* **Problem**:
Find each line holding the word "JSON" and give the number of such lines, nothing else.

Extracted records:
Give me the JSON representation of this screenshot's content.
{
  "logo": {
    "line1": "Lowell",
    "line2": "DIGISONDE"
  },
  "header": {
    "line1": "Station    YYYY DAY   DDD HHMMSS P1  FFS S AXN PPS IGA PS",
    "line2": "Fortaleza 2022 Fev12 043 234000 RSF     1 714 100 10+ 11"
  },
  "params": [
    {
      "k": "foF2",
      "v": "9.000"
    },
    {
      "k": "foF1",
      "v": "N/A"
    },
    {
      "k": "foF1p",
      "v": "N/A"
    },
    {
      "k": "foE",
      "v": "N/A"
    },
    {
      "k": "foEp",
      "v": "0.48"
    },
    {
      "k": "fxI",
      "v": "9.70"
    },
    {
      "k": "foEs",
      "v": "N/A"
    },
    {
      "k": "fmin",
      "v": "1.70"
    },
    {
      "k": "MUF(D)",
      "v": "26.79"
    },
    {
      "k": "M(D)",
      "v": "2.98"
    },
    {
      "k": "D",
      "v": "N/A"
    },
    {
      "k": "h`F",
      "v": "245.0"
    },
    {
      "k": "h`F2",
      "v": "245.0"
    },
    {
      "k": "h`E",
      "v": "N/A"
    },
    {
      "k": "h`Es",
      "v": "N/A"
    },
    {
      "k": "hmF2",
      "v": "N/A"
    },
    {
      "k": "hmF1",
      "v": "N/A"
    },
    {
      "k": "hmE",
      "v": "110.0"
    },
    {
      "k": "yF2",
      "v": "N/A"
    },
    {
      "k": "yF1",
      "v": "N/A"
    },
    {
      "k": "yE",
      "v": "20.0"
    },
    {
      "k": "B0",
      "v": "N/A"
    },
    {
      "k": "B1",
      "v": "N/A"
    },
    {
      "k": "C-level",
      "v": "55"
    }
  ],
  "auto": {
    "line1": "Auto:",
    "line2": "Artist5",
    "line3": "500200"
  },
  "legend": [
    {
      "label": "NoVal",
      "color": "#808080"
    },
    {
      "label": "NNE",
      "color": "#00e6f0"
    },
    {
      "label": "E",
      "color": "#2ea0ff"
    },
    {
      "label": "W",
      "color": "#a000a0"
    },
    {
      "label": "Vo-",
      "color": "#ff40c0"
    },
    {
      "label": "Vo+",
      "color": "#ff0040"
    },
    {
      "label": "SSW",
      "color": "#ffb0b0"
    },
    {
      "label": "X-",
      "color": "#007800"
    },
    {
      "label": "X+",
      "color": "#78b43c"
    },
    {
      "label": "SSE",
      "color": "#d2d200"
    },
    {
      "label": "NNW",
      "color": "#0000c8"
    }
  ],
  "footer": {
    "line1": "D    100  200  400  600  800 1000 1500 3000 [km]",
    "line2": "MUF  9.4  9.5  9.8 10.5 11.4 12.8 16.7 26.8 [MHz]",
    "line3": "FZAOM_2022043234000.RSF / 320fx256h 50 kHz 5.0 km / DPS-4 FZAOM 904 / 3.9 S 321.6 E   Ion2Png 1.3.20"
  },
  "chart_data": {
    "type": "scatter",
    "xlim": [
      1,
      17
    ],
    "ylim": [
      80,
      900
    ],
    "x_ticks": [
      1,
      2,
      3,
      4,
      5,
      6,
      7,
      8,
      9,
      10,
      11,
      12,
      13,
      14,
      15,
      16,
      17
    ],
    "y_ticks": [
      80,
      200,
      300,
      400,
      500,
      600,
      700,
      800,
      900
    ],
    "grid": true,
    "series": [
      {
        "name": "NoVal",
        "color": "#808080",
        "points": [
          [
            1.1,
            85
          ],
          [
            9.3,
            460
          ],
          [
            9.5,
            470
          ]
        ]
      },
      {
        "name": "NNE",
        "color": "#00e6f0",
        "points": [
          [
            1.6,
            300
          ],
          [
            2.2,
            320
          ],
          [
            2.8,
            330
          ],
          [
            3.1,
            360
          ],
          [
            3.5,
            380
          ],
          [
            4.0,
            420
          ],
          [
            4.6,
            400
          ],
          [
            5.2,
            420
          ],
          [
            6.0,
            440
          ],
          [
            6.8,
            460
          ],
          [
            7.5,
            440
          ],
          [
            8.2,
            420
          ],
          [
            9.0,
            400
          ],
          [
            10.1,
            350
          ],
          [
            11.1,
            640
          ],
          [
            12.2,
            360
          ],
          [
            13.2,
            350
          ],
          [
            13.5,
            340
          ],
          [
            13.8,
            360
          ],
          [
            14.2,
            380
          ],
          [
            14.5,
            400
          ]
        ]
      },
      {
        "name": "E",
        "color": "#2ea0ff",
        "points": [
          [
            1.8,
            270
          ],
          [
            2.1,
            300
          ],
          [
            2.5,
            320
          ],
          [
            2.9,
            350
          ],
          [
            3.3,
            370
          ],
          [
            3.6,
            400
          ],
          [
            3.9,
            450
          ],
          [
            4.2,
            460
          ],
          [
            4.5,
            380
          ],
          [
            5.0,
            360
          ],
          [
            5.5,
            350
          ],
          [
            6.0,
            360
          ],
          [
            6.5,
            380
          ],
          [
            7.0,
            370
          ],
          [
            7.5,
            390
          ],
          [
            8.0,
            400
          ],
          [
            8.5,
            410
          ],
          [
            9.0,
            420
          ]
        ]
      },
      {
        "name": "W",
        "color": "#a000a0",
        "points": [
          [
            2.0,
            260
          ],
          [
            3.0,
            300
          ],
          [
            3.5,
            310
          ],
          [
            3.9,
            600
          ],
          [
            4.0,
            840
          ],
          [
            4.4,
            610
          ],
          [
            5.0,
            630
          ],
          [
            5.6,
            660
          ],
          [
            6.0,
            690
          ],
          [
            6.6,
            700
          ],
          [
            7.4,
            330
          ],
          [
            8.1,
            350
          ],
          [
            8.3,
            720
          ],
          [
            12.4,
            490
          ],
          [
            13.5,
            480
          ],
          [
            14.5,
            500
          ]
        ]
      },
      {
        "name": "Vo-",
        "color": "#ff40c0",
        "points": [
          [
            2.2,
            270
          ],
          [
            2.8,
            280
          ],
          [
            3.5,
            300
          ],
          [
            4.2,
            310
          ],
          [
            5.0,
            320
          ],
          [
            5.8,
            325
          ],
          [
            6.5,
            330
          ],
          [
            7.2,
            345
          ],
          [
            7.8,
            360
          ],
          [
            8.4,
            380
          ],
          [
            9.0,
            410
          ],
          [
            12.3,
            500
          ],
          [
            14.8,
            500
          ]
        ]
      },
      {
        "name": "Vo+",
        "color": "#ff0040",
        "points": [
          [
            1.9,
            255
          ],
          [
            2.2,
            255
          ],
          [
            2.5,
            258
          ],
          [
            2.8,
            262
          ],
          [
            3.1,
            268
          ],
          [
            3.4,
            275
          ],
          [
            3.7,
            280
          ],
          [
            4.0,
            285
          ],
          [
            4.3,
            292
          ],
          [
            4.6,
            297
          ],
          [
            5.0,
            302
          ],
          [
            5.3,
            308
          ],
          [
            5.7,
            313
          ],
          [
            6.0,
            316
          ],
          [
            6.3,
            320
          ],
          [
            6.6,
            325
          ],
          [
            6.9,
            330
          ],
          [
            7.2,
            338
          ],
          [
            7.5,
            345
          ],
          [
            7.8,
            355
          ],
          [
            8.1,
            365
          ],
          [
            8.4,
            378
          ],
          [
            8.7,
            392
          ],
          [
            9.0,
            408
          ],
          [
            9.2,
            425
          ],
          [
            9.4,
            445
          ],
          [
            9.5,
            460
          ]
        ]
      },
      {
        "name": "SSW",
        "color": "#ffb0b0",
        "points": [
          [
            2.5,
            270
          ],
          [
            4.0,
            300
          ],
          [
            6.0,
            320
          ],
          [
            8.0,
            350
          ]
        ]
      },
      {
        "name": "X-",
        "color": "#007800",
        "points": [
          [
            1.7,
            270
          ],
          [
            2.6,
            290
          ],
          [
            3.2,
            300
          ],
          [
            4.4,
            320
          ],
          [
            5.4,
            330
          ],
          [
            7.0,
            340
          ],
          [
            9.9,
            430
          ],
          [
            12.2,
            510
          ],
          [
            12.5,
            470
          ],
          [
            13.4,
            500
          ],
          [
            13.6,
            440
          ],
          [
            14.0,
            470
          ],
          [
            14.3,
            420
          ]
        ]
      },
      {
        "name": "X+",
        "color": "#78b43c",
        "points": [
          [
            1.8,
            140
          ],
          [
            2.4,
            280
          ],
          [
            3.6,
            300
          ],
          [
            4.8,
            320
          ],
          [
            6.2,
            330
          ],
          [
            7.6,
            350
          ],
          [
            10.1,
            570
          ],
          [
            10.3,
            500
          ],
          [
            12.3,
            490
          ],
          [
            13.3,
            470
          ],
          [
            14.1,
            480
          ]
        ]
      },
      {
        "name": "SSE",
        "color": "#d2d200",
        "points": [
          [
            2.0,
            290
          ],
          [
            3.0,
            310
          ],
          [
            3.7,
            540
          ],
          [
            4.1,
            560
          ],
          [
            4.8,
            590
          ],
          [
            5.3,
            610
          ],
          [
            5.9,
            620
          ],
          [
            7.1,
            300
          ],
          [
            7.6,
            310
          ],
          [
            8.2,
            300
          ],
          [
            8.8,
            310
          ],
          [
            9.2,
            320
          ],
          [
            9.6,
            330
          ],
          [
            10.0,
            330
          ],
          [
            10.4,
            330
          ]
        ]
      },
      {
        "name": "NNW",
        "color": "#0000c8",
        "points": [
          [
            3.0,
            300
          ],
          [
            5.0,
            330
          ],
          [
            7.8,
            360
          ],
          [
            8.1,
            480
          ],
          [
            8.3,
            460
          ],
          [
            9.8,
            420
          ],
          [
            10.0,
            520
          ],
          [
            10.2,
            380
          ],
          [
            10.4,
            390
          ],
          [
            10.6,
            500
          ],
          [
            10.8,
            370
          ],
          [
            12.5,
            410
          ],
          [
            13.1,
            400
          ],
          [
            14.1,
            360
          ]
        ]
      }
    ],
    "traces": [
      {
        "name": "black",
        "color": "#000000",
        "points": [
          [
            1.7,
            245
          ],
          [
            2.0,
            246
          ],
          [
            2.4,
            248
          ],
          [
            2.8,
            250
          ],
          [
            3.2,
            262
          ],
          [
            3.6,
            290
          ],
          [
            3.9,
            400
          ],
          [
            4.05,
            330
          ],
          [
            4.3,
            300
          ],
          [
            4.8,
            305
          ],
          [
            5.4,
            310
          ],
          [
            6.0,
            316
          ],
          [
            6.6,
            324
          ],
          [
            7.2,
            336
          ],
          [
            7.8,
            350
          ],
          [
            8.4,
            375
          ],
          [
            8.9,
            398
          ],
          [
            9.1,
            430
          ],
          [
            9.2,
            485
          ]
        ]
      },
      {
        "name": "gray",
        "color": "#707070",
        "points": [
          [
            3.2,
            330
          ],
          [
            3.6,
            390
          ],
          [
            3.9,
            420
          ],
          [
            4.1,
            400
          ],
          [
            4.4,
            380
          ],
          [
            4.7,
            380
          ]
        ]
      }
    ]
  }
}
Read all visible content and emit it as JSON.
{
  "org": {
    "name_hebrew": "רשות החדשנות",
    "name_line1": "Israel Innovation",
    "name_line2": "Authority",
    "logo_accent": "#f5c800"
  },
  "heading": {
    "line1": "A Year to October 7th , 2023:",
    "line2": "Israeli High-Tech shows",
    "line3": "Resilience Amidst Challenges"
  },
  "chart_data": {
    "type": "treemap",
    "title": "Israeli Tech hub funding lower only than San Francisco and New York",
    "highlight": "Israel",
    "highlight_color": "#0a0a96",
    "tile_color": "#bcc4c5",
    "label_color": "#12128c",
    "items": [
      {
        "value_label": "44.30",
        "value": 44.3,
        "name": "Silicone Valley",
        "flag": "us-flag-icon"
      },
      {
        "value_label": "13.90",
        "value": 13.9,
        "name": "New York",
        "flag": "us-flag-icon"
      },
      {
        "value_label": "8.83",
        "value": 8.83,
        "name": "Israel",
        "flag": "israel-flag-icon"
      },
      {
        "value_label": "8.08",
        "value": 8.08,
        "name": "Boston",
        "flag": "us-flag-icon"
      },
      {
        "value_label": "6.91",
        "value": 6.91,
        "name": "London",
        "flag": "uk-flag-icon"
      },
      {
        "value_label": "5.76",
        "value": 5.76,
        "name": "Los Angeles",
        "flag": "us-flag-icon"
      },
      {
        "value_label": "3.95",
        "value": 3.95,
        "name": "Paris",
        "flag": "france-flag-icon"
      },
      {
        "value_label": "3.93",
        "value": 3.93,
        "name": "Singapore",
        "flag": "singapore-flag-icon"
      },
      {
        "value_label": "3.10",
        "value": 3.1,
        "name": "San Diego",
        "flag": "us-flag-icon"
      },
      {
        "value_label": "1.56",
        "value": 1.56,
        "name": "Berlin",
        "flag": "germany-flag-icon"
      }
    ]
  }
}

* **Finished task**:
2